--- Task ---
Each entry below should be returned exactly as is, with the pictures removed.

--- Supplied material ---
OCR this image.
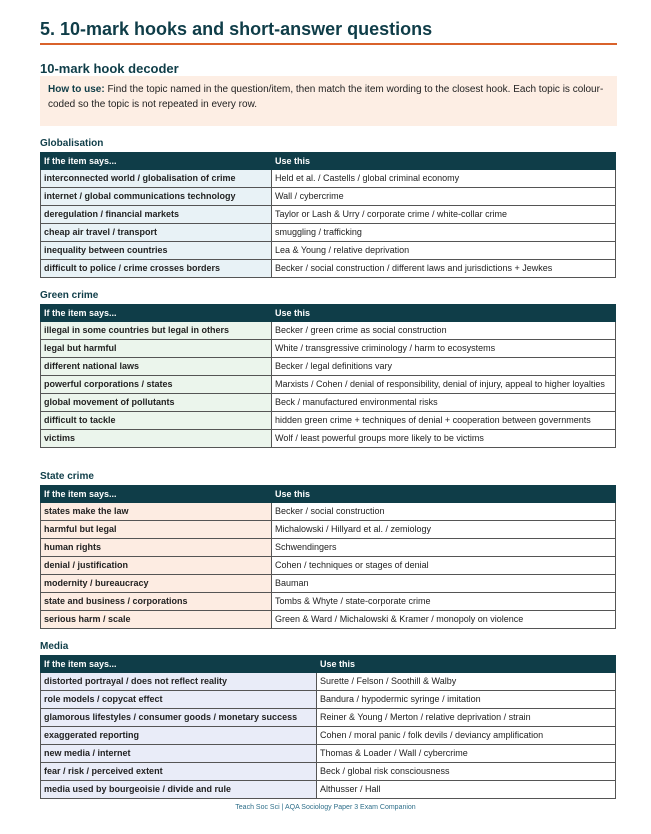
5. 10-mark hooks and short-answer questions
10-mark hook decoder
How to use: Find the topic named in the question/item, then match the item wording to the closest hook. Each topic is colour-coded so the topic is not repeated in every row.
Globalisation
If the item says...	Use this
interconnected world / globalisation of crime	Held et al. / Castells / global criminal economy
internet / global communications technology	Wall / cybercrime
deregulation / financial markets	Taylor or Lash & Urry / corporate crime / white-collar crime
cheap air travel / transport	smuggling / trafficking
inequality between countries	Lea & Young / relative deprivation
difficult to police / crime crosses borders	Becker / social construction / different laws and jurisdictions + Jewkes
Green crime
If the item says...	Use this
illegal in some countries but legal in others	Becker / green crime as social construction
legal but harmful	White / transgressive criminology / harm to ecosystems
different national laws	Becker / legal definitions vary
powerful corporations / states	Marxists / Cohen / denial of responsibility, denial of injury, appeal to higher loyalties
global movement of pollutants	Beck / manufactured environmental risks
difficult to tackle	hidden green crime + techniques of denial + cooperation between governments
victims	Wolf / least powerful groups more likely to be victims
State crime
If the item says...	Use this
states make the law	Becker / social construction
harmful but legal	Michalowski / Hillyard et al. / zemiology
human rights	Schwendingers
denial / justification	Cohen / techniques or stages of denial
modernity / bureaucracy	Bauman
state and business / corporations	Tombs & Whyte / state-corporate crime
serious harm / scale	Green & Ward / Michalowski & Kramer / monopoly on violence
Media
If the item says...	Use this
distorted portrayal / does not reflect reality	Surette / Felson / Soothill & Walby
role models / copycat effect	Bandura / hypodermic syringe / imitation
glamorous lifestyles / consumer goods / monetary success	Reiner & Young / Merton / relative deprivation / strain
exaggerated reporting	Cohen / moral panic / folk devils / deviancy amplification
new media / internet	Thomas & Loader / Wall / cybercrime
fear / risk / perceived extent	Beck / global risk consciousness
media used by bourgeoisie / divide and rule	Althusser / Hall
Teach Soc Sci | AQA Sociology Paper 3 Exam Companion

--- Task result ---
OCR this image.
5. 10-mark hooks and short-answer questions
10-mark hook decoder
How to use: Find the topic named in the question/item, then match the item wording to the closest hook. Each topic is colour-coded so the topic is not repeated in every row.
Globalisation
If the item says...	Use this
interconnected world / globalisation of crime	Held et al. / Castells / global criminal economy
internet / global communications technology	Wall / cybercrime
deregulation / financial markets	Taylor or Lash & Urry / corporate crime / white-collar crime
cheap air travel / transport	smuggling / trafficking
inequality between countries	Lea & Young / relative deprivation
difficult to police / crime crosses borders	Becker / social construction / different laws and jurisdictions + Jewkes
Green crime
If the item says...	Use this
illegal in some countries but legal in others	Becker / green crime as social construction
legal but harmful	White / transgressive criminology / harm to ecosystems
different national laws	Becker / legal definitions vary
powerful corporations / states	Marxists / Cohen / denial of responsibility, denial of injury, appeal to higher loyalties
global movement of pollutants	Beck / manufactured environmental risks
difficult to tackle	hidden green crime + techniques of denial + cooperation between governments
victims	Wolf / least powerful groups more likely to be victims
State crime
If the item says...	Use this
states make the law	Becker / social construction
harmful but legal	Michalowski / Hillyard et al. / zemiology
human rights	Schwendingers
denial / justification	Cohen / techniques or stages of denial
modernity / bureaucracy	Bauman
state and business / corporations	Tombs & Whyte / state-corporate crime
serious harm / scale	Green & Ward / Michalowski & Kramer / monopoly on violence
Media
If the item says...	Use this
distorted portrayal / does not reflect reality	Surette / Felson / Soothill & Walby
role models / copycat effect	Bandura / hypodermic syringe / imitation
glamorous lifestyles / consumer goods / monetary success	Reiner & Young / Merton / relative deprivation / strain
exaggerated reporting	Cohen / moral panic / folk devils / deviancy amplification
new media / internet	Thomas & Loader / Wall / cybercrime
fear / risk / perceived extent	Beck / global risk consciousness
media used by bourgeoisie / divide and rule	Althusser / Hall
Teach Soc Sci | AQA Sociology Paper 3 Exam Companion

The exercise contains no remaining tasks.